> [GIVEN PROBLEM]: Count the lines of the records that contain the string "logo". Give only the number.
☆ ☆ ☆ ☆ ☆
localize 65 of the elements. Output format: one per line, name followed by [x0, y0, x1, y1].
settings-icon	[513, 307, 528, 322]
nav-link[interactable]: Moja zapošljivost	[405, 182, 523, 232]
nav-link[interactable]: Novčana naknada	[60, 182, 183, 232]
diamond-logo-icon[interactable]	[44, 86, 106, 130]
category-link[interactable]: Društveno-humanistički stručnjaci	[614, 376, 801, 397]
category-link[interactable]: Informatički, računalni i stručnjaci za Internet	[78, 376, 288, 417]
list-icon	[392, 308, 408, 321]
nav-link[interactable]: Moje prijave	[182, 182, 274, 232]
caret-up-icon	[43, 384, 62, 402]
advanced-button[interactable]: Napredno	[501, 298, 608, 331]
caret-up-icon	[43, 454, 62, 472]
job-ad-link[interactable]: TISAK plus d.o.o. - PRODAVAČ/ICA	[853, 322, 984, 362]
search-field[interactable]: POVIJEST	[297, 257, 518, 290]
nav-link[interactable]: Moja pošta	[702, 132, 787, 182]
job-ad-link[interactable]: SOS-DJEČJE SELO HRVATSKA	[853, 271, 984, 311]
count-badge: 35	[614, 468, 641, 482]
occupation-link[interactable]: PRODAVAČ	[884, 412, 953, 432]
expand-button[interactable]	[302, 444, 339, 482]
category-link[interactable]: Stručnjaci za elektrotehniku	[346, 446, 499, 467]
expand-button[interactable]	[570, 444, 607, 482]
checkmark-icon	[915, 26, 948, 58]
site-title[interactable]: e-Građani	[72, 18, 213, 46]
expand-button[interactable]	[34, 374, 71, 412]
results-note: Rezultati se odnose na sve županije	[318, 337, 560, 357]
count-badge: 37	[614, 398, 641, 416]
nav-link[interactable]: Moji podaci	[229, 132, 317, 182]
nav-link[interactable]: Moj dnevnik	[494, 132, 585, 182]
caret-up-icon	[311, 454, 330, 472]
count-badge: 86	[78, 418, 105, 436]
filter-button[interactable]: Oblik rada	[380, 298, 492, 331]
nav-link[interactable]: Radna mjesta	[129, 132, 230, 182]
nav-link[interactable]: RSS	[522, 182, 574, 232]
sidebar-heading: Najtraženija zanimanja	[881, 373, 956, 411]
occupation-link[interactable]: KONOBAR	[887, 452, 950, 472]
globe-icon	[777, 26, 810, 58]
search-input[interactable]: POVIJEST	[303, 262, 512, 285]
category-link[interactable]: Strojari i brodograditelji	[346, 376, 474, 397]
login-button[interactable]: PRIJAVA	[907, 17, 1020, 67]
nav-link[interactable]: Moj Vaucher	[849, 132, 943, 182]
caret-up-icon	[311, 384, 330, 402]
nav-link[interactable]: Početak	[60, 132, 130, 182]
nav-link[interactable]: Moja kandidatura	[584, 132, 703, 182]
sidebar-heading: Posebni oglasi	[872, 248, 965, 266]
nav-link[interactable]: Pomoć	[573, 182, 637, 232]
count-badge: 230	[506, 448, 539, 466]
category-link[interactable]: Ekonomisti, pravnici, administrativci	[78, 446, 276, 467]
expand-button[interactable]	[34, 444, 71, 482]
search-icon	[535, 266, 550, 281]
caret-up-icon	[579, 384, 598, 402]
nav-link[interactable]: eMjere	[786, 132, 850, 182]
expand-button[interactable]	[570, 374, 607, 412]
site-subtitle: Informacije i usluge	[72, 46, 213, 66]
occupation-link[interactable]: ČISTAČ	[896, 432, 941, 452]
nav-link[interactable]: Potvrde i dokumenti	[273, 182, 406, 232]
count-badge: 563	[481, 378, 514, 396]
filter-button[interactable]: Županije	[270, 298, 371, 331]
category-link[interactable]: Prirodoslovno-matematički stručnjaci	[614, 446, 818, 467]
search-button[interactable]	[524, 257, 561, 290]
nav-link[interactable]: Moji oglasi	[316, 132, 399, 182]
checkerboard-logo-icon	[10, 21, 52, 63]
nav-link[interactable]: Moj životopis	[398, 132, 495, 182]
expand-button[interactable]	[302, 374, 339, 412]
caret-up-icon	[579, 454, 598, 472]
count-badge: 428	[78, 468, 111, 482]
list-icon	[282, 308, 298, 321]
☆ ☆ ☆ ☆ ☆
> [FINISHED EXERCISE]: 2